Images should be left out, and everything else in the listing reproduced exactly.
#### SUPPLIED DATA
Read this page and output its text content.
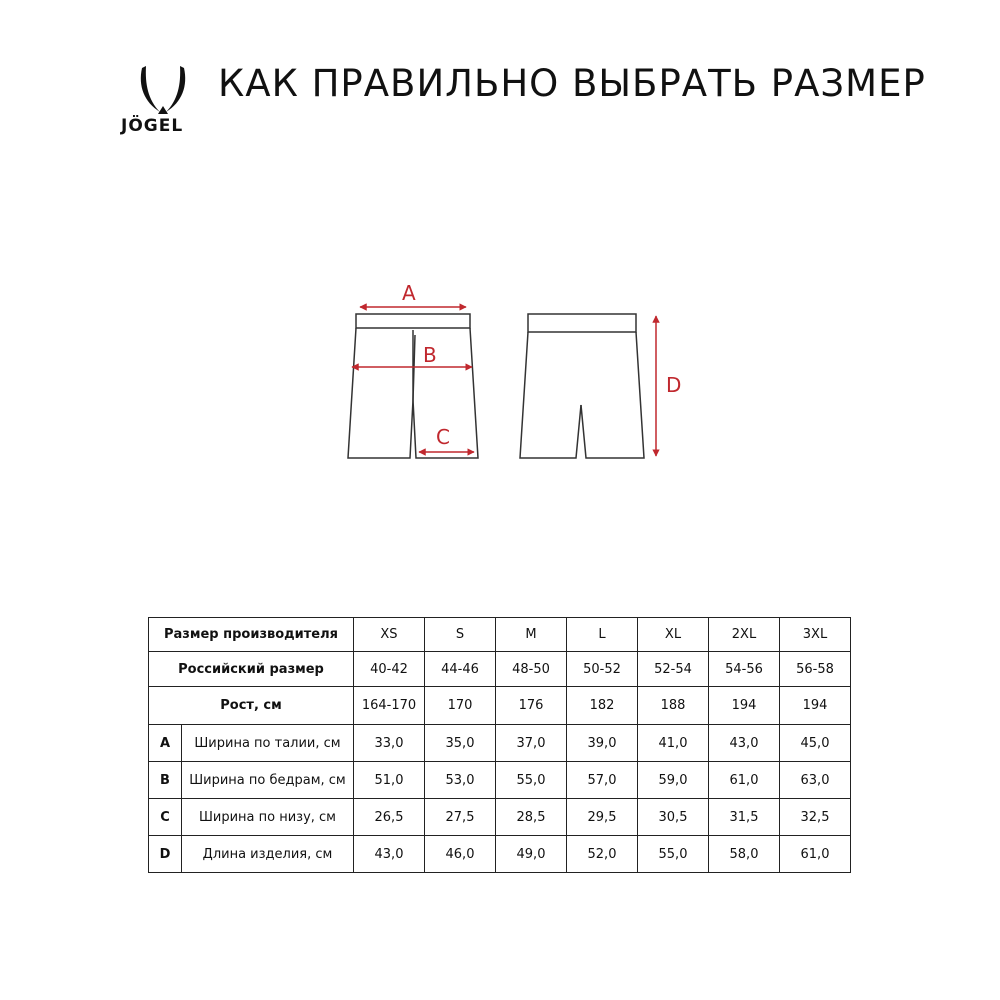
JÖGEL
КАК ПРАВИЛЬНО ВЫБРАТЬ РАЗМЕР
A
B
C
D
Размер производителя		XS	S	M	L	XL	2XL	3XL
Российский размер		40-42	44-46	48-50	50-52	52-54	54-56	56-58
Рост, см		164-170	170	176	182	188	194	194
A	Ширина по талии, см	33,0	35,0	37,0	39,0	41,0	43,0	45,0
B	Ширина по бедрам, см	51,0	53,0	55,0	57,0	59,0	61,0	63,0
C	Ширина по низу, см	26,5	27,5	28,5	29,5	30,5	31,5	32,5
D	Длина изделия, см	43,0	46,0	49,0	52,0	55,0	58,0	61,0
########
__RESULT OF THE EXERCISE__:
Read this page and output its text content.
JÖGEL
КАК ПРАВИЛЬНО ВЫБРАТЬ РАЗМЕР
A
B
C
D
Размер производителя		XS	S	M	L	XL	2XL	3XL
Российский размер		40-42	44-46	48-50	50-52	52-54	54-56	56-58
Рост, см		164-170	170	176	182	188	194	194
A	Ширина по талии, см	33,0	35,0	37,0	39,0	41,0	43,0	45,0
B	Ширина по бедрам, см	51,0	53,0	55,0	57,0	59,0	61,0	63,0
C	Ширина по низу, см	26,5	27,5	28,5	29,5	30,5	31,5	32,5
D	Длина изделия, см	43,0	46,0	49,0	52,0	55,0	58,0	61,0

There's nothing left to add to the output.